### TASK OBJECTIVE
Extract each record and reproduce it exactly.

### INFORMATION PROVIDED
★ ★ ★ ★

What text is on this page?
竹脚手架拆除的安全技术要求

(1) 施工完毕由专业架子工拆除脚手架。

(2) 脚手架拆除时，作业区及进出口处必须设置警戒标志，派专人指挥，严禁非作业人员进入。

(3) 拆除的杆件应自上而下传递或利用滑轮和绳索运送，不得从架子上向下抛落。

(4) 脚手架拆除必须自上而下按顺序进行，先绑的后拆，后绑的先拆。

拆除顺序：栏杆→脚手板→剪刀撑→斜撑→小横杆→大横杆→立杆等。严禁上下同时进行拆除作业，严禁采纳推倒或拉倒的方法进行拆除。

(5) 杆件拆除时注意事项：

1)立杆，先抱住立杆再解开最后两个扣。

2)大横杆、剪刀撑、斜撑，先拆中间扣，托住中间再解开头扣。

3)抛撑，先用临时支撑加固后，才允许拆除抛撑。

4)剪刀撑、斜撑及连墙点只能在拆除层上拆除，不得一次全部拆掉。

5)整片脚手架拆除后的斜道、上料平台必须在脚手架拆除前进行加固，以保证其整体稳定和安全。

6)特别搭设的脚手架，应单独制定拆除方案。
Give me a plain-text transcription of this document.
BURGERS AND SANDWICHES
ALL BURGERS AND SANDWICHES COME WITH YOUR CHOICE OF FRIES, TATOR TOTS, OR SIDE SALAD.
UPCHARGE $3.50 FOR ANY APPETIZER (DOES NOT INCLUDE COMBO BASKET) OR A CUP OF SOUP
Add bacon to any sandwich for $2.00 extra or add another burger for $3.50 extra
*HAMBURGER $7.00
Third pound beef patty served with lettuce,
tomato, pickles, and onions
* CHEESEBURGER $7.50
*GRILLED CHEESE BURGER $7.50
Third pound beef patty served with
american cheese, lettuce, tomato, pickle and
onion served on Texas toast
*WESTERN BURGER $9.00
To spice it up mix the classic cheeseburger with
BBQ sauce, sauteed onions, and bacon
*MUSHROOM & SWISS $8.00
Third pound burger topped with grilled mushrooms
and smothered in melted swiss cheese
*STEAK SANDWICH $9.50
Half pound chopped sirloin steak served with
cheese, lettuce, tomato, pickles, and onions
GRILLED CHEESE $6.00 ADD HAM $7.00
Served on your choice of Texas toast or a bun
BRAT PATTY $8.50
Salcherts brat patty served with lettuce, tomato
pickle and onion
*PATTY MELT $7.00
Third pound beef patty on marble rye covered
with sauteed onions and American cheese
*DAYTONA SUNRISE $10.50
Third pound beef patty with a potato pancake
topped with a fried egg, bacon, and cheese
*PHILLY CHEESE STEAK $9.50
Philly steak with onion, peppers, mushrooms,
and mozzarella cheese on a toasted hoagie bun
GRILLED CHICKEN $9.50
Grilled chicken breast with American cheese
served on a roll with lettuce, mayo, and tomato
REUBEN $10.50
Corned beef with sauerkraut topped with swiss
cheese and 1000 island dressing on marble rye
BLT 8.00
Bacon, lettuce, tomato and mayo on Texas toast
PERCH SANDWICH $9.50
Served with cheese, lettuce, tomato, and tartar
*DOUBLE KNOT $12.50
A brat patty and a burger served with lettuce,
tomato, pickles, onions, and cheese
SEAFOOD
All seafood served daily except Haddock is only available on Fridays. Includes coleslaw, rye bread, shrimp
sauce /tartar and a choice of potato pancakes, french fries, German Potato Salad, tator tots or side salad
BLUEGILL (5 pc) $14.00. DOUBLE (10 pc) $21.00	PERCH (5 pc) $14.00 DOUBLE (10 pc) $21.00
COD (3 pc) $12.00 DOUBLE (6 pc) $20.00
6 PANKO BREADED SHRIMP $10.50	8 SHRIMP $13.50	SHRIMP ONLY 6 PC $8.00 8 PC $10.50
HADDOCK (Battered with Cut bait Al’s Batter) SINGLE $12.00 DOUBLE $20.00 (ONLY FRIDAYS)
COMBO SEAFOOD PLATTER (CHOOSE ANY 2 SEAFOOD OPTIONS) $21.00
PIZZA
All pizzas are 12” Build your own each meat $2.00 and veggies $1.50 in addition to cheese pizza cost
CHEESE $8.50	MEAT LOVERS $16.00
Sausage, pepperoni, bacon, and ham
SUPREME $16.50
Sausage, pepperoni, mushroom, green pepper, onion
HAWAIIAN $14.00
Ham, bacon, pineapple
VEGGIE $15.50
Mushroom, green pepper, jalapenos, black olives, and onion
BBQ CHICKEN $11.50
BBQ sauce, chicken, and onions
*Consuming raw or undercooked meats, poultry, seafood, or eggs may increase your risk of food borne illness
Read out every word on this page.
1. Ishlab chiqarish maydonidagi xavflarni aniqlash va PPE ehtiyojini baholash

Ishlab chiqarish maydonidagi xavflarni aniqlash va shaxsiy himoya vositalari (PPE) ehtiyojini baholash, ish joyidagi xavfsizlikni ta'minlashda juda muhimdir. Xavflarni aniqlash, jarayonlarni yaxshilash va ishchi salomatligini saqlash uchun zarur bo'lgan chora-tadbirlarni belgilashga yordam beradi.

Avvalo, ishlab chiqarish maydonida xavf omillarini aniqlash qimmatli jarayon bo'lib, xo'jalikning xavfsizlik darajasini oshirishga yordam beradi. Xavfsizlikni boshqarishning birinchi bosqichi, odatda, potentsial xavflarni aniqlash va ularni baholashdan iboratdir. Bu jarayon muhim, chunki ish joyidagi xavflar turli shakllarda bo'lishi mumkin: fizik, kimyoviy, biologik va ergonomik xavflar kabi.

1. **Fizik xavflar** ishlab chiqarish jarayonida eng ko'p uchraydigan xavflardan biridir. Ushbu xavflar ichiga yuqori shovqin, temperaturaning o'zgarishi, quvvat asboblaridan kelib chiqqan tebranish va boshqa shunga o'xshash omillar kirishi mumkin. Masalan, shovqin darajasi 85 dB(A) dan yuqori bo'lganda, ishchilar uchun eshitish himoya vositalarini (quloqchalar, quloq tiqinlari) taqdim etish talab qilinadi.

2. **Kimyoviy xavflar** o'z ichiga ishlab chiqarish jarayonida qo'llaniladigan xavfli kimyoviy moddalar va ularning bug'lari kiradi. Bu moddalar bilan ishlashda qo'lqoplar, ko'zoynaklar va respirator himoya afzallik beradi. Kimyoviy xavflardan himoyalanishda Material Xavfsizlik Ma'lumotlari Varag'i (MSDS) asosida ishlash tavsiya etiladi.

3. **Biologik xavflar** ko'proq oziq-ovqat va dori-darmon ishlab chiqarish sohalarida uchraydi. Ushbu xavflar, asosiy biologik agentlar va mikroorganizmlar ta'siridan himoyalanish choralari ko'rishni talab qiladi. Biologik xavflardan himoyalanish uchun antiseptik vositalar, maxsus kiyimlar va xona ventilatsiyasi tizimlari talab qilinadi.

★ ★ ★ ★

### EXERCISE OUTPUT
What text is on this page?
竹脚手架拆除的安全技术要求

(1) 施工完毕由专业架子工拆除脚手架。

(2) 脚手架拆除时，作业区及进出口处必须设置警戒标志，派专人指挥，严禁非作业人员进入。

(3) 拆除的杆件应自上而下传递或利用滑轮和绳索运送，不得从架子上向下抛落。

(4) 脚手架拆除必须自上而下按顺序进行，先绑的后拆，后绑的先拆。

拆除顺序：栏杆→脚手板→剪刀撑→斜撑→小横杆→大横杆→立杆等。严禁上下同时进行拆除作业，严禁采纳推倒或拉倒的方法进行拆除。

(5) 杆件拆除时注意事项：

1)立杆，先抱住立杆再解开最后两个扣。

2)大横杆、剪刀撑、斜撑，先拆中间扣，托住中间再解开头扣。

3)抛撑，先用临时支撑加固后，才允许拆除抛撑。

4)剪刀撑、斜撑及连墙点只能在拆除层上拆除，不得一次全部拆掉。

5)整片脚手架拆除后的斜道、上料平台必须在脚手架拆除前进行加固，以保证其整体稳定和安全。

6)特别搭设的脚手架，应单独制定拆除方案。
Give me a plain-text transcription of this document.
BURGERS AND SANDWICHES
ALL BURGERS AND SANDWICHES COME WITH YOUR CHOICE OF FRIES, TATOR TOTS, OR SIDE SALAD.
UPCHARGE $3.50 FOR ANY APPETIZER (DOES NOT INCLUDE COMBO BASKET) OR A CUP OF SOUP
Add bacon to any sandwich for $2.00 extra or add another burger for $3.50 extra
*HAMBURGER $7.00
Third pound beef patty served with lettuce,
tomato, pickles, and onions
* CHEESEBURGER $7.50
*GRILLED CHEESE BURGER $7.50
Third pound beef patty served with
american cheese, lettuce, tomato, pickle and
onion served on Texas toast
*WESTERN BURGER $9.00
To spice it up mix the classic cheeseburger with
BBQ sauce, sauteed onions, and bacon
*MUSHROOM & SWISS $8.00
Third pound burger topped with grilled mushrooms
and smothered in melted swiss cheese
*STEAK SANDWICH $9.50
Half pound chopped sirloin steak served with
cheese, lettuce, tomato, pickles, and onions
GRILLED CHEESE $6.00 ADD HAM $7.00
Served on your choice of Texas toast or a bun
BRAT PATTY $8.50
Salcherts brat patty served with lettuce, tomato
pickle and onion
*PATTY MELT $7.00
Third pound beef patty on marble rye covered
with sauteed onions and American cheese
*DAYTONA SUNRISE $10.50
Third pound beef patty with a potato pancake
topped with a fried egg, bacon, and cheese
*PHILLY CHEESE STEAK $9.50
Philly steak with onion, peppers, mushrooms,
and mozzarella cheese on a toasted hoagie bun
GRILLED CHICKEN $9.50
Grilled chicken breast with American cheese
served on a roll with lettuce, mayo, and tomato
REUBEN $10.50
Corned beef with sauerkraut topped with swiss
cheese and 1000 island dressing on marble rye
BLT 8.00
Bacon, lettuce, tomato and mayo on Texas toast
PERCH SANDWICH $9.50
Served with cheese, lettuce, tomato, and tartar
*DOUBLE KNOT $12.50
A brat patty and a burger served with lettuce,
tomato, pickles, onions, and cheese
SEAFOOD
All seafood served daily except Haddock is only available on Fridays. Includes coleslaw, rye bread, shrimp
sauce /tartar and a choice of potato pancakes, french fries, German Potato Salad, tator tots or side salad
BLUEGILL (5 pc) $14.00. DOUBLE (10 pc) $21.00	PERCH (5 pc) $14.00 DOUBLE (10 pc) $21.00
COD (3 pc) $12.00 DOUBLE (6 pc) $20.00
6 PANKO BREADED SHRIMP $10.50	8 SHRIMP $13.50	SHRIMP ONLY 6 PC $8.00 8 PC $10.50
HADDOCK (Battered with Cut bait Al’s Batter) SINGLE $12.00 DOUBLE $20.00 (ONLY FRIDAYS)
COMBO SEAFOOD PLATTER (CHOOSE ANY 2 SEAFOOD OPTIONS) $21.00
PIZZA
All pizzas are 12” Build your own each meat $2.00 and veggies $1.50 in addition to cheese pizza cost
CHEESE $8.50	MEAT LOVERS $16.00
Sausage, pepperoni, bacon, and ham
SUPREME $16.50
Sausage, pepperoni, mushroom, green pepper, onion
HAWAIIAN $14.00
Ham, bacon, pineapple
VEGGIE $15.50
Mushroom, green pepper, jalapenos, black olives, and onion
BBQ CHICKEN $11.50
BBQ sauce, chicken, and onions
*Consuming raw or undercooked meats, poultry, seafood, or eggs may increase your risk of food borne illness
Read out every word on this page.
1. Ishlab chiqarish maydonidagi xavflarni aniqlash va PPE ehtiyojini baholash

Ishlab chiqarish maydonidagi xavflarni aniqlash va shaxsiy himoya vositalari (PPE) ehtiyojini baholash, ish joyidagi xavfsizlikni ta'minlashda juda muhimdir. Xavflarni aniqlash, jarayonlarni yaxshilash va ishchi salomatligini saqlash uchun zarur bo'lgan chora-tadbirlarni belgilashga yordam beradi.

Avvalo, ishlab chiqarish maydonida xavf omillarini aniqlash qimmatli jarayon bo'lib, xo'jalikning xavfsizlik darajasini oshirishga yordam beradi. Xavfsizlikni boshqarishning birinchi bosqichi, odatda, potentsial xavflarni aniqlash va ularni baholashdan iboratdir. Bu jarayon muhim, chunki ish joyidagi xavflar turli shakllarda bo'lishi mumkin: fizik, kimyoviy, biologik va ergonomik xavflar kabi.

1. **Fizik xavflar** ishlab chiqarish jarayonida eng ko'p uchraydigan xavflardan biridir. Ushbu xavflar ichiga yuqori shovqin, temperaturaning o'zgarishi, quvvat asboblaridan kelib chiqqan tebranish va boshqa shunga o'xshash omillar kirishi mumkin. Masalan, shovqin darajasi 85 dB(A) dan yuqori bo'lganda, ishchilar uchun eshitish himoya vositalarini (quloqchalar, quloq tiqinlari) taqdim etish talab qilinadi.

2. **Kimyoviy xavflar** o'z ichiga ishlab chiqarish jarayonida qo'llaniladigan xavfli kimyoviy moddalar va ularning bug'lari kiradi. Bu moddalar bilan ishlashda qo'lqoplar, ko'zoynaklar va respirator himoya afzallik beradi. Kimyoviy xavflardan himoyalanishda Material Xavfsizlik Ma'lumotlari Varag'i (MSDS) asosida ishlash tavsiya etiladi.

3. **Biologik xavflar** ko'proq oziq-ovqat va dori-darmon ishlab chiqarish sohalarida uchraydi. Ushbu xavflar, asosiy biologik agentlar va mikroorganizmlar ta'siridan himoyalanish choralari ko'rishni talab qiladi. Biologik xavflardan himoyalanish uchun antiseptik vositalar, maxsus kiyimlar va xona ventilatsiyasi tizimlari talab qilinadi.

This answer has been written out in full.